# Rows from a dataset:
>> Start

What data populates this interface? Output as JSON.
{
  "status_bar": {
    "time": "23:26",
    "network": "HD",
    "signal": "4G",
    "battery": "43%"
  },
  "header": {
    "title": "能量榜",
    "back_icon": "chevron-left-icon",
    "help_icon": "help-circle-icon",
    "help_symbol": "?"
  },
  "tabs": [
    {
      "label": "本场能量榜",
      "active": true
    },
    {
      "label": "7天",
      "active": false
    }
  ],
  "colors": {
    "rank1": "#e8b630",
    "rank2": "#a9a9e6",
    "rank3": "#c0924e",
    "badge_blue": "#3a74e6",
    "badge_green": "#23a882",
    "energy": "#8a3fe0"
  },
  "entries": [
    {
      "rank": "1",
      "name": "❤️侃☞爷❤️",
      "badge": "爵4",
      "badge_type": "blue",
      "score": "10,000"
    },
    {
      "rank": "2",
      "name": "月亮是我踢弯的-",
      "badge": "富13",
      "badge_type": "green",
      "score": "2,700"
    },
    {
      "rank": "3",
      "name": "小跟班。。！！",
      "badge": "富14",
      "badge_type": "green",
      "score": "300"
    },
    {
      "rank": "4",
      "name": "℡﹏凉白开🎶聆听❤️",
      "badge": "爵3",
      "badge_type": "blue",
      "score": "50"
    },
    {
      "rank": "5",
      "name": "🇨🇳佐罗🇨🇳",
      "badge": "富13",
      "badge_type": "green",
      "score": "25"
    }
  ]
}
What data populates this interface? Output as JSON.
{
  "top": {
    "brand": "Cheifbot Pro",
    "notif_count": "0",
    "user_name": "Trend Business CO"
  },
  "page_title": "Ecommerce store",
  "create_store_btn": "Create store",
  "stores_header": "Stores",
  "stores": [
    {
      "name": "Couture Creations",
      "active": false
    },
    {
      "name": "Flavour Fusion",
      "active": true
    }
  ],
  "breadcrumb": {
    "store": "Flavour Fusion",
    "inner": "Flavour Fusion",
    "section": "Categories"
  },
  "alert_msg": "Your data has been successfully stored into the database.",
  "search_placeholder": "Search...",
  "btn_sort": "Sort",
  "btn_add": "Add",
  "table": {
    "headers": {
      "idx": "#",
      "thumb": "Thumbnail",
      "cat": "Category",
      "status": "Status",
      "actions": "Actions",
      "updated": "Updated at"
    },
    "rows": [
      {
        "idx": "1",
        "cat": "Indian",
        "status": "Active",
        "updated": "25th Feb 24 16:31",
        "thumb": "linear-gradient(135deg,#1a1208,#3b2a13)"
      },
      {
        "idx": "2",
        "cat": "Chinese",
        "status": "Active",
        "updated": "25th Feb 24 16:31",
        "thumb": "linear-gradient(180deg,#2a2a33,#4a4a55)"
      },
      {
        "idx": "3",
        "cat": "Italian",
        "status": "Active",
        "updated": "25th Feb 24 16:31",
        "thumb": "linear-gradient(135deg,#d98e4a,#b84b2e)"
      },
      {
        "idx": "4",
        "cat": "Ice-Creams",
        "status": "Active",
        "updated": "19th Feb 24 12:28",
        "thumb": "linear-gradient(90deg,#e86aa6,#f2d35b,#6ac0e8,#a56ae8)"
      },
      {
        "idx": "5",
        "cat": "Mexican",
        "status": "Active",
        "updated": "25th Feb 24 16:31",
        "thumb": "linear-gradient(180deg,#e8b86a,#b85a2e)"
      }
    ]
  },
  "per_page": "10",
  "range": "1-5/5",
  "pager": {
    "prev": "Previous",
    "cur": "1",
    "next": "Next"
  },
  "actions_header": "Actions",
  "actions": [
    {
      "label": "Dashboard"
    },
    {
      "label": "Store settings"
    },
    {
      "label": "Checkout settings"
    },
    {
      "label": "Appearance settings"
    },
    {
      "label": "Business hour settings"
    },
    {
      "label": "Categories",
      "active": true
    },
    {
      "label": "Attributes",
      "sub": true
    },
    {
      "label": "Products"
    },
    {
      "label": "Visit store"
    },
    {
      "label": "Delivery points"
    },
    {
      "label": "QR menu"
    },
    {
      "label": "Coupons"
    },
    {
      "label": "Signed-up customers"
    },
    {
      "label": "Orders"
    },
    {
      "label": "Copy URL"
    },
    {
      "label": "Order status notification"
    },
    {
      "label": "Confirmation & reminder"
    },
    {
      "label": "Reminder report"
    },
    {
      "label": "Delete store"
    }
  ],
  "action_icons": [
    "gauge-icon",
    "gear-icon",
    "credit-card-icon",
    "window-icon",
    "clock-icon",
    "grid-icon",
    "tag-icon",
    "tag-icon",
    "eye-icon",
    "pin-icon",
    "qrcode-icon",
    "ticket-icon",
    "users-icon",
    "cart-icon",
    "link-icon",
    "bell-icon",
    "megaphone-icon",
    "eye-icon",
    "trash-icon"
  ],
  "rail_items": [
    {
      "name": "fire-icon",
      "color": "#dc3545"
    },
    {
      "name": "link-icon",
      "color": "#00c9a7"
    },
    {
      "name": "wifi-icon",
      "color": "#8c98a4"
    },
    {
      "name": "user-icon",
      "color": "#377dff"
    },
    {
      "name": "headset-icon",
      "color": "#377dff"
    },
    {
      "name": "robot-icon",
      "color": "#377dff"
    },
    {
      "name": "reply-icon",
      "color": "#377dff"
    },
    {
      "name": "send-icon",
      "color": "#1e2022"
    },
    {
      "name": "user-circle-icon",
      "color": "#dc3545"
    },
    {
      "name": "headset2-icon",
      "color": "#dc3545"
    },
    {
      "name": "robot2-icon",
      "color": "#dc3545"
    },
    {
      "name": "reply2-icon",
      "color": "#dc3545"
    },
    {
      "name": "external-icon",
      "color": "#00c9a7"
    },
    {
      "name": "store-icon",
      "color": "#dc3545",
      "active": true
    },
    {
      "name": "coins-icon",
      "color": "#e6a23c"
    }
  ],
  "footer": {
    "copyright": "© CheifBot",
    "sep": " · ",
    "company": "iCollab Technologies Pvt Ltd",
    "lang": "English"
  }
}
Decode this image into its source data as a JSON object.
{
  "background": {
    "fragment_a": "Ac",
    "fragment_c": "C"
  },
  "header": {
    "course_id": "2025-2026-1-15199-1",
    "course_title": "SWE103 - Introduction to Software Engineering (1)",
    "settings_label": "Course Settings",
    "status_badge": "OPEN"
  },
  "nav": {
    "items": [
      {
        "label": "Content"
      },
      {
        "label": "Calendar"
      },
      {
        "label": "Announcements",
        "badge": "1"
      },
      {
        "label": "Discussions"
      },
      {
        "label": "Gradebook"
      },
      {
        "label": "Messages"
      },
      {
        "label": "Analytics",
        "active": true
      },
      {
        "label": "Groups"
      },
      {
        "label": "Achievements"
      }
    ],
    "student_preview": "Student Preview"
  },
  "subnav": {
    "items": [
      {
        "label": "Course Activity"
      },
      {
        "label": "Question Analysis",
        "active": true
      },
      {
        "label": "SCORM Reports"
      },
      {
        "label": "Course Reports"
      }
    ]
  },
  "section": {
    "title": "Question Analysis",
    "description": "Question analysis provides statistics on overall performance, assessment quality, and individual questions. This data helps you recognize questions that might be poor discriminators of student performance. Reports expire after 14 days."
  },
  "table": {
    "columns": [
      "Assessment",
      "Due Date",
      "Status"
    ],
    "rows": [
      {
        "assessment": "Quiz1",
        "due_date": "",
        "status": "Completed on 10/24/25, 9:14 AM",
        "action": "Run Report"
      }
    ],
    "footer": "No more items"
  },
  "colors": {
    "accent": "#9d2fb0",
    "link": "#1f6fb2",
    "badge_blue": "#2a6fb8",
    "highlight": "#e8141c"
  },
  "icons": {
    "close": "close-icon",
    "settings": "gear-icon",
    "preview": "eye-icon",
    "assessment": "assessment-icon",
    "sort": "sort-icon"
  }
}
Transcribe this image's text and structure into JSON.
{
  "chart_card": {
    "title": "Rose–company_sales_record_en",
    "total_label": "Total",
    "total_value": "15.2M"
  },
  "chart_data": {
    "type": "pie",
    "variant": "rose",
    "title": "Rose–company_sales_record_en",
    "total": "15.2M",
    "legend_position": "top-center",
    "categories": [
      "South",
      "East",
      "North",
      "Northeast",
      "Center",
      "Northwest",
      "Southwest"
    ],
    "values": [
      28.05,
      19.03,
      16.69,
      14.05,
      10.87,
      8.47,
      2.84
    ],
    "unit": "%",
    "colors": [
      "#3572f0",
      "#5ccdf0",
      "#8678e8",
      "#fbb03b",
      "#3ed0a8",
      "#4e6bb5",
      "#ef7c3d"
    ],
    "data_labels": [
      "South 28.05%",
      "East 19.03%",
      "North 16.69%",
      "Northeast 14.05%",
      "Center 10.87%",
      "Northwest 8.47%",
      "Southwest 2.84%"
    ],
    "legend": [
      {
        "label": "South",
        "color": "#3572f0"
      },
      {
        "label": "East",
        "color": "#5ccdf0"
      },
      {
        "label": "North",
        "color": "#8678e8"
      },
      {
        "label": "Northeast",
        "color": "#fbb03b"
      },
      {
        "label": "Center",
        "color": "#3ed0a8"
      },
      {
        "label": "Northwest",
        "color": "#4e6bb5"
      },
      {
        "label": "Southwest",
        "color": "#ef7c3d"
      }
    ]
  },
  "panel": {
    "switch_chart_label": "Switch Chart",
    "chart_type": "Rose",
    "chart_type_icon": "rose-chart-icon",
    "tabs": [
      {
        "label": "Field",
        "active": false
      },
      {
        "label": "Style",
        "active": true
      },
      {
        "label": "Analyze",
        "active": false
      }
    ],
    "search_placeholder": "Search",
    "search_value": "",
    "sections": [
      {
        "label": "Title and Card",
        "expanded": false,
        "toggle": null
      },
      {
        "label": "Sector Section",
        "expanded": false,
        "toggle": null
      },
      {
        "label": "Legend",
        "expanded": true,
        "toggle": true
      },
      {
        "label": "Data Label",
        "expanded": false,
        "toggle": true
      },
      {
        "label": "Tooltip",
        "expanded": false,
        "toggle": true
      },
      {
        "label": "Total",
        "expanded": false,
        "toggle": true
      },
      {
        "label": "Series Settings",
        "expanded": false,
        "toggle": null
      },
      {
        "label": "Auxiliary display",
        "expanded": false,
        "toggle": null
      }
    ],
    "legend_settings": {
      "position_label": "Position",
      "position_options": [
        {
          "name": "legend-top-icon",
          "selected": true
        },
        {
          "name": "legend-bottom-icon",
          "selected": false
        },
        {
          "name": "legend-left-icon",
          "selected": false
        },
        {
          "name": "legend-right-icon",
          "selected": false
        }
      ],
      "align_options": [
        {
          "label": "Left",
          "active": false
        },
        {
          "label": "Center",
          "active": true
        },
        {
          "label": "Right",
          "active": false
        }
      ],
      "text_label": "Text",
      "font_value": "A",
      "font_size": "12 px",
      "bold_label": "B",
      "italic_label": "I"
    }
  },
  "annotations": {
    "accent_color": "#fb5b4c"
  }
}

>> End

# What this task involves:
How many lines in the records above hold the word "linear"? Give only the number.

# Final result:
5